Data excerpts:

————————

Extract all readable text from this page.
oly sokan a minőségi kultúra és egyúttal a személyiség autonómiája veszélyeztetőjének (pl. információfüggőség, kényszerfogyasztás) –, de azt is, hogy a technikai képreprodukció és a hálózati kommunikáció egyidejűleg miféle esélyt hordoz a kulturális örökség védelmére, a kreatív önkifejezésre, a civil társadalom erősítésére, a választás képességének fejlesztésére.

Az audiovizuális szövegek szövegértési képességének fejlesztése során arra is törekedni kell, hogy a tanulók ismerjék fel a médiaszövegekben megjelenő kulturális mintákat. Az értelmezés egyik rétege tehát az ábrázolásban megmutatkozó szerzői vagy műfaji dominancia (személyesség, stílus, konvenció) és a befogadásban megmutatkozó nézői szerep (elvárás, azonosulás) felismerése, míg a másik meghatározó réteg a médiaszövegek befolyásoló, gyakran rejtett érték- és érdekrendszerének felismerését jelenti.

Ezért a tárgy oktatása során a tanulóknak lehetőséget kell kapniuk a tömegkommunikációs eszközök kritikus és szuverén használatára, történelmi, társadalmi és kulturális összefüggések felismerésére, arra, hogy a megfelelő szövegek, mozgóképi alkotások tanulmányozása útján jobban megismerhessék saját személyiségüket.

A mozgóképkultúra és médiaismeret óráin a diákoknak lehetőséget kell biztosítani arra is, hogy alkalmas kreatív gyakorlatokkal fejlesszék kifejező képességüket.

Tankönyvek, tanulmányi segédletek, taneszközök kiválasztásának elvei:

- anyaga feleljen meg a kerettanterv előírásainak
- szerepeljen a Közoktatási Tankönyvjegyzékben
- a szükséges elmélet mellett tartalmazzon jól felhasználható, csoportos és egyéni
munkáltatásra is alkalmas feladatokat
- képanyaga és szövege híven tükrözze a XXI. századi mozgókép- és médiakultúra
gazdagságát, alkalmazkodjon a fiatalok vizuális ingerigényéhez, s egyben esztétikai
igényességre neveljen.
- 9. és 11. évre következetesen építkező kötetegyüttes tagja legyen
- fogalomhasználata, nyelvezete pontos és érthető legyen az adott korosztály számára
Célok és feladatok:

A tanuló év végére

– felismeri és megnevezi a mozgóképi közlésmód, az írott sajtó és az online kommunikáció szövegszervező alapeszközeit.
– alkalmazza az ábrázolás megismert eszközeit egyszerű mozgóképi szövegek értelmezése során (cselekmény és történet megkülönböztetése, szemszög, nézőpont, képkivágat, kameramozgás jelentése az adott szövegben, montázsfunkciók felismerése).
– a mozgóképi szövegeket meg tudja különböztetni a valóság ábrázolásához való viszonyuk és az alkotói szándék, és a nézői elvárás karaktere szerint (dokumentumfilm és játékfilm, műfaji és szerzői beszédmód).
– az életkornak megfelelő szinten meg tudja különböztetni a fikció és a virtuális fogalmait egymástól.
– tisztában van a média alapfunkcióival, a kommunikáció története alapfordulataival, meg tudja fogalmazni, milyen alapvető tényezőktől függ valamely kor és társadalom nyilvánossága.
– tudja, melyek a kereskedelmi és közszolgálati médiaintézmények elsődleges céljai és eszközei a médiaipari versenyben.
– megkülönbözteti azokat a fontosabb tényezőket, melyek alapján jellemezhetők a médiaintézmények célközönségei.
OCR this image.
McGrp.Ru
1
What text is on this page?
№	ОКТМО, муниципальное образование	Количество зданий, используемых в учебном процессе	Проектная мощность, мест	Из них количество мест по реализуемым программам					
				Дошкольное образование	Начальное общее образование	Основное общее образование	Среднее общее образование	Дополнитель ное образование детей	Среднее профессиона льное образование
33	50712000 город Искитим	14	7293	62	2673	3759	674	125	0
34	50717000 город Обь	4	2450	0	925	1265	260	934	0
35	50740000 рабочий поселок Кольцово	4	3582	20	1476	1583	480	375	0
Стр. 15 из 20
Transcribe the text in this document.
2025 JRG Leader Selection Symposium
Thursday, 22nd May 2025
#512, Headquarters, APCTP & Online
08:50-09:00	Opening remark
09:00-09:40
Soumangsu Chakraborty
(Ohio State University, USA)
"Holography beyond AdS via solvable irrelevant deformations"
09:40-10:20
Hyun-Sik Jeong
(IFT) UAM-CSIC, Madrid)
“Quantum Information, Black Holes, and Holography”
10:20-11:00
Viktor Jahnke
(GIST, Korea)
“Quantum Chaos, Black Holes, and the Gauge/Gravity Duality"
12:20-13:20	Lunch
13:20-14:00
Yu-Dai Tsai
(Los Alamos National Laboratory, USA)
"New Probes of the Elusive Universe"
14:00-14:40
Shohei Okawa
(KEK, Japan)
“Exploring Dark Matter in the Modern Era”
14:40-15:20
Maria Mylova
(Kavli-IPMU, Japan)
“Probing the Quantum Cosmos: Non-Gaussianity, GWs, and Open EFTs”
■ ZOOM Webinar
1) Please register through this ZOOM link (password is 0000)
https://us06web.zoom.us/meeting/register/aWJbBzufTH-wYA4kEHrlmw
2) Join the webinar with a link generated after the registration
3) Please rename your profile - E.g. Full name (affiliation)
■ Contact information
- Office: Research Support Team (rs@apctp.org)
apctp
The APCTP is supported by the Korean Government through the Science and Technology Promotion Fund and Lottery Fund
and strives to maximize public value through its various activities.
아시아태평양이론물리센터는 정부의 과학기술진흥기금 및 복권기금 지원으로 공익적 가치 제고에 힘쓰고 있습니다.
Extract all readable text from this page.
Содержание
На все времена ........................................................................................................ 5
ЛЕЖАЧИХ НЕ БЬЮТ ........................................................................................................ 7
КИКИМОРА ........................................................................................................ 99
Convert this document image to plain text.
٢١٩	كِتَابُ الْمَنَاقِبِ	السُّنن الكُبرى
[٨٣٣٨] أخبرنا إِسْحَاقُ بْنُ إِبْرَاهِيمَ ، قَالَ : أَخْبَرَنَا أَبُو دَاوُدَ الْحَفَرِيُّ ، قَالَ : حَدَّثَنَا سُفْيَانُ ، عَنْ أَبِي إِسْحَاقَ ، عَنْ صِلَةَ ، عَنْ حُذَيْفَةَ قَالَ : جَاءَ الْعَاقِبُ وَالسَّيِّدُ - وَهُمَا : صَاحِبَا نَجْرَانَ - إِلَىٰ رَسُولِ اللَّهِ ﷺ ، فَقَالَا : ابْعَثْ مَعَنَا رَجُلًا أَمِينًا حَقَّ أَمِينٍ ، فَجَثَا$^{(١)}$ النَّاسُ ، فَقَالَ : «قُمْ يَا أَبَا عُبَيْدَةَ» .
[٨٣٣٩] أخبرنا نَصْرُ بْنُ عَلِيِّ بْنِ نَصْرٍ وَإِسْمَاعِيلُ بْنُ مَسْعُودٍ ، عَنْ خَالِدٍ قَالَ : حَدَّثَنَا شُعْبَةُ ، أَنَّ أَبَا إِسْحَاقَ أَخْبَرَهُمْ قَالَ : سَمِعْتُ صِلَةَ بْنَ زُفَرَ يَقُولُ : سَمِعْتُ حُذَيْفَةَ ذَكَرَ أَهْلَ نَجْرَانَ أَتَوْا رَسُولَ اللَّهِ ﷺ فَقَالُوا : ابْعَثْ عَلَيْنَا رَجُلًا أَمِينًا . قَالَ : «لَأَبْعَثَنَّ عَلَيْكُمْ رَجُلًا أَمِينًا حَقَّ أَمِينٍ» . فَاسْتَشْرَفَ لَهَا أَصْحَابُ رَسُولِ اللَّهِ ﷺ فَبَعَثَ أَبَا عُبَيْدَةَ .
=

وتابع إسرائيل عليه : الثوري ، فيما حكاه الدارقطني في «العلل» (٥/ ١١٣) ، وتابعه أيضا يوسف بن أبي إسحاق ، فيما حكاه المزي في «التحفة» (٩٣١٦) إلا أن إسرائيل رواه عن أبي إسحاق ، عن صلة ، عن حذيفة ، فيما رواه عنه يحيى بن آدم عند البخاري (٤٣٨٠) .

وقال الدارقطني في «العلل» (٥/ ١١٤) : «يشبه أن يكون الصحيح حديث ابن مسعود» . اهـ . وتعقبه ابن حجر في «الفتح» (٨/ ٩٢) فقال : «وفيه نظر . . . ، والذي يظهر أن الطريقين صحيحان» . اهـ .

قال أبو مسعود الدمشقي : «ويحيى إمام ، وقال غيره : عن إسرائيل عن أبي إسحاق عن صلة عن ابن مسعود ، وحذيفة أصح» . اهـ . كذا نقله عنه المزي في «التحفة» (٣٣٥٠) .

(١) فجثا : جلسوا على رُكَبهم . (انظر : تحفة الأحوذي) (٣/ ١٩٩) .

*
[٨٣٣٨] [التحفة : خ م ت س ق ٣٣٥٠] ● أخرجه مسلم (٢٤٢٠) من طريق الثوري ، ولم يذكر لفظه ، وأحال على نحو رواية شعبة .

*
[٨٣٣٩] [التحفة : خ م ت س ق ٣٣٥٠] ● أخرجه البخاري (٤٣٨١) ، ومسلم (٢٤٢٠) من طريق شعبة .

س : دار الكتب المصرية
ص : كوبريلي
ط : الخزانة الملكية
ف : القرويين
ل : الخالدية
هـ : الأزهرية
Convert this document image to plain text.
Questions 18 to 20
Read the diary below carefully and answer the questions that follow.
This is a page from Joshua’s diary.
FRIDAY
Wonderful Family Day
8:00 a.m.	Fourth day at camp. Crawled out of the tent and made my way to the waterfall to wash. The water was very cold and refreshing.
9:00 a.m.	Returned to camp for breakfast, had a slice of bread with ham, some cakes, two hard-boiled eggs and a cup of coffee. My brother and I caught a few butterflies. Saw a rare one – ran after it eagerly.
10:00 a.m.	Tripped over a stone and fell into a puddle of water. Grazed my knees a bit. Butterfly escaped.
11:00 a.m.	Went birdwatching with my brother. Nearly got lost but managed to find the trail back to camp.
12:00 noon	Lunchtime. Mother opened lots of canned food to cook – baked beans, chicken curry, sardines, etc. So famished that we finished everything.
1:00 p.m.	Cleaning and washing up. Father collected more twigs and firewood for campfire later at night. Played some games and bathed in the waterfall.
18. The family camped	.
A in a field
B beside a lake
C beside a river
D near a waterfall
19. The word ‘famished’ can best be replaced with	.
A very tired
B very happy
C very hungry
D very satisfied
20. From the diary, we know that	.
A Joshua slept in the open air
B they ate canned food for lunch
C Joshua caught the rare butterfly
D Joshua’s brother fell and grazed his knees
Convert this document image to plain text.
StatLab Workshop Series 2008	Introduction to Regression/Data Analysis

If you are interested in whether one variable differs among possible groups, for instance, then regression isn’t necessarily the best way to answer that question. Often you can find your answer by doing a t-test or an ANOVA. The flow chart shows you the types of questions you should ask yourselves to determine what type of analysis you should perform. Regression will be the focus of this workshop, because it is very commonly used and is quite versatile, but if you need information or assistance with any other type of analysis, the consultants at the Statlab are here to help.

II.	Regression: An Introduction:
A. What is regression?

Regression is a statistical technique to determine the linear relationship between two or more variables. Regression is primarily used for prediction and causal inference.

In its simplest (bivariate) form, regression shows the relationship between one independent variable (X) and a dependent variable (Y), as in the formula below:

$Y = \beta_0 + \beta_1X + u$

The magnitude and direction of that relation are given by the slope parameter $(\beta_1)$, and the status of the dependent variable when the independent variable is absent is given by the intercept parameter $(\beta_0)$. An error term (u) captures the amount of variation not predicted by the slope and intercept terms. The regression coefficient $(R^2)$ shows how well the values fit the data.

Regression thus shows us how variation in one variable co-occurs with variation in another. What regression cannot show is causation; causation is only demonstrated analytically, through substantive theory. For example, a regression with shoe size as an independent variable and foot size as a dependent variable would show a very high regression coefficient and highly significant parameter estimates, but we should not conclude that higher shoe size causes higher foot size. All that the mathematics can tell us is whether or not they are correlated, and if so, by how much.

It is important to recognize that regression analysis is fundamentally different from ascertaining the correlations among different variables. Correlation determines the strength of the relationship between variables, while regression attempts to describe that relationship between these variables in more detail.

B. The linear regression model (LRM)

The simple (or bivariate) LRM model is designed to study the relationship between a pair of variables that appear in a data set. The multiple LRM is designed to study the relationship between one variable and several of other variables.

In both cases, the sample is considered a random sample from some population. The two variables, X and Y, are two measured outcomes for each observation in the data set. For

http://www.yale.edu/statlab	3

————————

=== PROBLEM TO SOLVE ===
Copy every line in the records above that contains the word "مسعود".

=== CORRECT RESULT ===
وقال الدارقطني في «العلل» (٥/ ١١٤) : «يشبه أن يكون الصحيح حديث ابن مسعود» . اهـ . وتعقبه ابن حجر في «الفتح» (٨/ ٩٢) فقال : «وفيه نظر . . . ، والذي يظهر أن الطريقين صحيحان» . اهـ .
قال أبو مسعود الدمشقي : «ويحيى إمام ، وقال غيره : عن إسرائيل عن أبي إسحاق عن صلة عن ابن مسعود ، وحذيفة أصح» . اهـ . كذا نقله عنه المزي في «التحفة» (٣٣٥٠) .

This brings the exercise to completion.